▶ _STATED GOAL_
Give the number of lines in this listing that contain the word "name", and nothing else.

▶ _TASK DATA_
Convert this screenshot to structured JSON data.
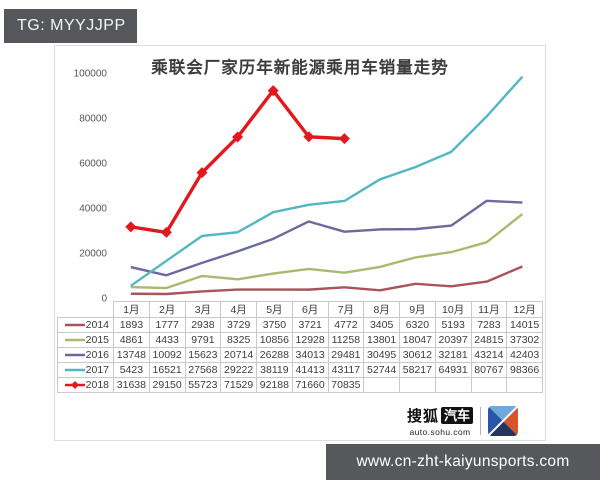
{
  "badge": {
    "text": "TG: MYYJJPP",
    "bg": "#56575a"
  },
  "watermark": {
    "text": "www.cn-zht-kaiyunsports.com",
    "bg": "#57585b"
  },
  "logo": {
    "brand": "搜狐",
    "brand2": "汽车",
    "domain": "auto.sohu.com"
  },
  "chart_data": {
    "type": "line",
    "title": "乘联会厂家历年新能源乘用车销量走势",
    "categories": [
      "1月",
      "2月",
      "3月",
      "4月",
      "5月",
      "6月",
      "7月",
      "8月",
      "9月",
      "10月",
      "11月",
      "12月"
    ],
    "series": [
      {
        "name": "2014",
        "color": "#a9545c",
        "marker": "none",
        "values": [
          1893,
          1777,
          2938,
          3729,
          3750,
          3721,
          4772,
          3405,
          6320,
          5193,
          7283,
          14015
        ]
      },
      {
        "name": "2015",
        "color": "#a7bb70",
        "marker": "none",
        "values": [
          4861,
          4433,
          9791,
          8325,
          10856,
          12928,
          11258,
          13801,
          18047,
          20397,
          24815,
          37302
        ]
      },
      {
        "name": "2016",
        "color": "#6a6a9e",
        "marker": "none",
        "values": [
          13748,
          10092,
          15623,
          20714,
          26288,
          34013,
          29481,
          30495,
          30612,
          32181,
          43214,
          42403
        ]
      },
      {
        "name": "2017",
        "color": "#53b6c3",
        "marker": "none",
        "values": [
          5423,
          16521,
          27568,
          29222,
          38119,
          41413,
          43117,
          52744,
          58217,
          64931,
          80767,
          98366
        ]
      },
      {
        "name": "2018",
        "color": "#e2181c",
        "marker": "diamond",
        "values": [
          31638,
          29150,
          55723,
          71529,
          92188,
          71660,
          70835
        ]
      }
    ],
    "ylim": [
      0,
      100000
    ],
    "y_ticks": [
      0,
      20000,
      40000,
      60000,
      80000,
      100000
    ],
    "grid": false,
    "legend_position": "table-left"
  }
}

▶ _SOLUTION FOR THIS EXERCISE_
5